**What the task asks:**
Gather all lines in the entries below that include the word "JSON".

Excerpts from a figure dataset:
============================================================

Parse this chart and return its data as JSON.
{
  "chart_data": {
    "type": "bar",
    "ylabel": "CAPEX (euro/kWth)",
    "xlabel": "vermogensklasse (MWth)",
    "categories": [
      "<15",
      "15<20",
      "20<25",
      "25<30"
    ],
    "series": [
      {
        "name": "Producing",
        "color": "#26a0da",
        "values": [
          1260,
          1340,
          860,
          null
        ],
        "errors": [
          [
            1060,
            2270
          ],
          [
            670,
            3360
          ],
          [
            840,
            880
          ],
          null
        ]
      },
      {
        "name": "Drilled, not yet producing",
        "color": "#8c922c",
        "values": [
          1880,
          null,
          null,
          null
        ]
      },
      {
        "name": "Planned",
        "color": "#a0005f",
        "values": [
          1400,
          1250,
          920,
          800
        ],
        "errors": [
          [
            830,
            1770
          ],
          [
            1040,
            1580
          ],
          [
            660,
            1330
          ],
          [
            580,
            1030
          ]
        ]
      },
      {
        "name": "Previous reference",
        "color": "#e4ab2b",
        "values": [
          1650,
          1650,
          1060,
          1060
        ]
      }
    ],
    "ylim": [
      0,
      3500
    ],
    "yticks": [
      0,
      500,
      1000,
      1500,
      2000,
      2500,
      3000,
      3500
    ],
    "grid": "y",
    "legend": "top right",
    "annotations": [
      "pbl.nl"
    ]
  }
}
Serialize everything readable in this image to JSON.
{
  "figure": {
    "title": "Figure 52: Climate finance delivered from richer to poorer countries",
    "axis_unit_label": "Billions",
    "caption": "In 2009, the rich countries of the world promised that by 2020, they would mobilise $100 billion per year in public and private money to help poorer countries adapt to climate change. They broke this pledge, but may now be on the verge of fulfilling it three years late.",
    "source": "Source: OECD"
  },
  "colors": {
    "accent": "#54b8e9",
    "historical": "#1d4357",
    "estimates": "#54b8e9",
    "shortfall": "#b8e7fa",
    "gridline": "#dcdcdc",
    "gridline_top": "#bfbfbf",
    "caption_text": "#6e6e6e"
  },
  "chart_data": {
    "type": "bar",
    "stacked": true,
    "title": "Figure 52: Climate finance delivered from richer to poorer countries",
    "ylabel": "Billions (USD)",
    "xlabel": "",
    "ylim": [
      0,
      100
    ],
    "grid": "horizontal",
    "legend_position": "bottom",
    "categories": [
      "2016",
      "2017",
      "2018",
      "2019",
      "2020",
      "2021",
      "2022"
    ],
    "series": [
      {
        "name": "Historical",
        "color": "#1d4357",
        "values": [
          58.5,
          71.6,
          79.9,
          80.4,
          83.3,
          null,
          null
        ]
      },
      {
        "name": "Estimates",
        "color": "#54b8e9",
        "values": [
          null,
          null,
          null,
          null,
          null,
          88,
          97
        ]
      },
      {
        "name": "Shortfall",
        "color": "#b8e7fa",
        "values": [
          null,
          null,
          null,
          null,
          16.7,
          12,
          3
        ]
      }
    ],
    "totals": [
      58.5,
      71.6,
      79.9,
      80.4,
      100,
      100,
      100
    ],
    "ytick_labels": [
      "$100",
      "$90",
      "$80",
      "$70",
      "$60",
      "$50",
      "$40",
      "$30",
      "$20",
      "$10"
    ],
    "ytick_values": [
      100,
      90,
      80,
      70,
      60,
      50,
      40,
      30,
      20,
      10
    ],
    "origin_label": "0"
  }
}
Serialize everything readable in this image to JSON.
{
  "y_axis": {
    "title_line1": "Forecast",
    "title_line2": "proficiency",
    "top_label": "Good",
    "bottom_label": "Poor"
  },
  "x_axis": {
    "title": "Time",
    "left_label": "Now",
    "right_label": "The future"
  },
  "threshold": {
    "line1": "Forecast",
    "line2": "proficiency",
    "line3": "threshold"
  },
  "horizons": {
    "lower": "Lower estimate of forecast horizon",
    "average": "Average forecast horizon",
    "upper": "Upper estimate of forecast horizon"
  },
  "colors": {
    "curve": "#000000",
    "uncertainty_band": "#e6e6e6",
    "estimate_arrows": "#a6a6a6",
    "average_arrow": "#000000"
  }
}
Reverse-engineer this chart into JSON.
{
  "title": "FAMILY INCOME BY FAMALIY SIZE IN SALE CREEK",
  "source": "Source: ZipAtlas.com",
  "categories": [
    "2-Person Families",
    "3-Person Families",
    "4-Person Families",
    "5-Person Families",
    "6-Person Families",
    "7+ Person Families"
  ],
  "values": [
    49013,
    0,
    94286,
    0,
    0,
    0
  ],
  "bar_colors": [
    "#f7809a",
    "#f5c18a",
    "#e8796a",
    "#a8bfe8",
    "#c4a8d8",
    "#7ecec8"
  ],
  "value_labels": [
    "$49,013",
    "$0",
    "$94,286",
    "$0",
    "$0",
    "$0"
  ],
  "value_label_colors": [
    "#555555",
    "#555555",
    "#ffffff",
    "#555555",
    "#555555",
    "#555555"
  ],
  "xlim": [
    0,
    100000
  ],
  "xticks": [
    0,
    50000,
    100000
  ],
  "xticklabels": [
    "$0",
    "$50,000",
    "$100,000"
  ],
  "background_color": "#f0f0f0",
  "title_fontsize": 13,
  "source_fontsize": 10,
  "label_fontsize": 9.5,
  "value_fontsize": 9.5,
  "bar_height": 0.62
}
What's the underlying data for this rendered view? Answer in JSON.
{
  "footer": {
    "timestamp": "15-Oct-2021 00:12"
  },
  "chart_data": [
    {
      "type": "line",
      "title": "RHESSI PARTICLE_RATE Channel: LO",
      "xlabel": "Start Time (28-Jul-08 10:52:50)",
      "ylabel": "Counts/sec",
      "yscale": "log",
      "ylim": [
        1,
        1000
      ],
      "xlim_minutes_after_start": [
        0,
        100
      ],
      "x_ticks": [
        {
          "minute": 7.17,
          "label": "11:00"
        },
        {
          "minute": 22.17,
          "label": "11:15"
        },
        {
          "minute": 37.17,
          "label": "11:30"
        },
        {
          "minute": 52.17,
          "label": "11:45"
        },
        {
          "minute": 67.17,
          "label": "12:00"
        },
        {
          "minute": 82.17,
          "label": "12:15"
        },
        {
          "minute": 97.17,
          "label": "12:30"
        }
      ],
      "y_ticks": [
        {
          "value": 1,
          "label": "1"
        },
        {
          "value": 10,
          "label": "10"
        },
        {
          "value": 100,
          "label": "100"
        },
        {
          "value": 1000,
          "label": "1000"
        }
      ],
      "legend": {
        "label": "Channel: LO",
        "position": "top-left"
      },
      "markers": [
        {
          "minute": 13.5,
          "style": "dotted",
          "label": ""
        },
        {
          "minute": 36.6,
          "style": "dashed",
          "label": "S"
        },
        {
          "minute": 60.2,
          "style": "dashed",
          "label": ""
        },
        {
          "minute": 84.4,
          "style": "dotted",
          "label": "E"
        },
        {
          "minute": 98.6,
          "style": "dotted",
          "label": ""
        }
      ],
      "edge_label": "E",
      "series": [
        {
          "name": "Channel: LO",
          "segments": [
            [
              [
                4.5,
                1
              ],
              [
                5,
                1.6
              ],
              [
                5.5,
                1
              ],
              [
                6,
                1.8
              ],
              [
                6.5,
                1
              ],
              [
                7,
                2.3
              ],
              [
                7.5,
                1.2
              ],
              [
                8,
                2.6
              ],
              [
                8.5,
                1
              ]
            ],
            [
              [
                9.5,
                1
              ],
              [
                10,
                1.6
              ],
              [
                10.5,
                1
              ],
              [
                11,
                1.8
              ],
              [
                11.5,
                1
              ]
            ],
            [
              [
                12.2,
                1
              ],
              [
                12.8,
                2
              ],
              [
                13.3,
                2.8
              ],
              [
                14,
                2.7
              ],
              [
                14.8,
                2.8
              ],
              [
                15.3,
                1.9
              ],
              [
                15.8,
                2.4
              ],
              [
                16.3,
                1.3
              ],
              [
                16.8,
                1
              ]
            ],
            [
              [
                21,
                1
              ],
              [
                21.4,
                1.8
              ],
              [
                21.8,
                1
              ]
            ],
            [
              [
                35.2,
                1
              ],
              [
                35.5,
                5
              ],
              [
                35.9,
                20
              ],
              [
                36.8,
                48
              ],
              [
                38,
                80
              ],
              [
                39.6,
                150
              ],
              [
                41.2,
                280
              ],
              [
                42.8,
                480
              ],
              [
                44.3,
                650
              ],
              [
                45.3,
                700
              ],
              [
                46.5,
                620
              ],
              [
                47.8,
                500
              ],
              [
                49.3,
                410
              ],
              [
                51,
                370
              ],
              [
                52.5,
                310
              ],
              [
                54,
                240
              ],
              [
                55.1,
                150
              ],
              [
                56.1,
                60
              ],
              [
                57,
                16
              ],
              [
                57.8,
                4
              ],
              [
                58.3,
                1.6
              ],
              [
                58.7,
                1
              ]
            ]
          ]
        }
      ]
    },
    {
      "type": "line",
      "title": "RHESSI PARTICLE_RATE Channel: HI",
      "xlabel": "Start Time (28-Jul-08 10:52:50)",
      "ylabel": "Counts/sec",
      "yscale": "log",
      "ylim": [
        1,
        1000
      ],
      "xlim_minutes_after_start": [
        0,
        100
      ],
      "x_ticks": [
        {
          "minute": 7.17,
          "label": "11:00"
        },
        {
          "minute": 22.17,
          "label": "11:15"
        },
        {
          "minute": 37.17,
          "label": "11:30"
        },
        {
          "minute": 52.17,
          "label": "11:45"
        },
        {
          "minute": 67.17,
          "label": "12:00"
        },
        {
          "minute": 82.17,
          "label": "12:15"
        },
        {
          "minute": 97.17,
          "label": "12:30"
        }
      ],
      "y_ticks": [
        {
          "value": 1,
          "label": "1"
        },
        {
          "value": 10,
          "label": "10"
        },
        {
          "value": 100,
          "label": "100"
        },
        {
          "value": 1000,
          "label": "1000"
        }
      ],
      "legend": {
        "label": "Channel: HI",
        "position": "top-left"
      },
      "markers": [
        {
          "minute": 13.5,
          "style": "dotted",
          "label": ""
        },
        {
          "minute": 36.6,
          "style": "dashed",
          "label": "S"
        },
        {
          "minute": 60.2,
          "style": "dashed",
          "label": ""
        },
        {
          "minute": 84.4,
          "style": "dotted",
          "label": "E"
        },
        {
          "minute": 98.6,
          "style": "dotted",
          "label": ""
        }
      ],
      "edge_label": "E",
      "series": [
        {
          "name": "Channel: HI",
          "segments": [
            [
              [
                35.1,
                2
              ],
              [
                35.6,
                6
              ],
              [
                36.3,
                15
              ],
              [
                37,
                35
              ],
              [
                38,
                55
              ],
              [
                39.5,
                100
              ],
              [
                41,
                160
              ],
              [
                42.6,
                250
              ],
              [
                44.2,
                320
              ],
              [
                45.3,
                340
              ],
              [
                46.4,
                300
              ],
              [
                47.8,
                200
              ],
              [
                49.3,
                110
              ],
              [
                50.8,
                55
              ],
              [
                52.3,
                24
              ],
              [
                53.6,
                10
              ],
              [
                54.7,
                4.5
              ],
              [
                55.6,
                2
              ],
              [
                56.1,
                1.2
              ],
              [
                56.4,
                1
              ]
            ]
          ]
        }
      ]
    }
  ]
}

============================================================

**Written response:**
Parse this chart and return its data as JSON.
Serialize everything readable in this image to JSON.
Serialize everything readable in this image to JSON.
Reverse-engineer this chart into JSON.
What's the underlying data for this rendered view? Answer in JSON.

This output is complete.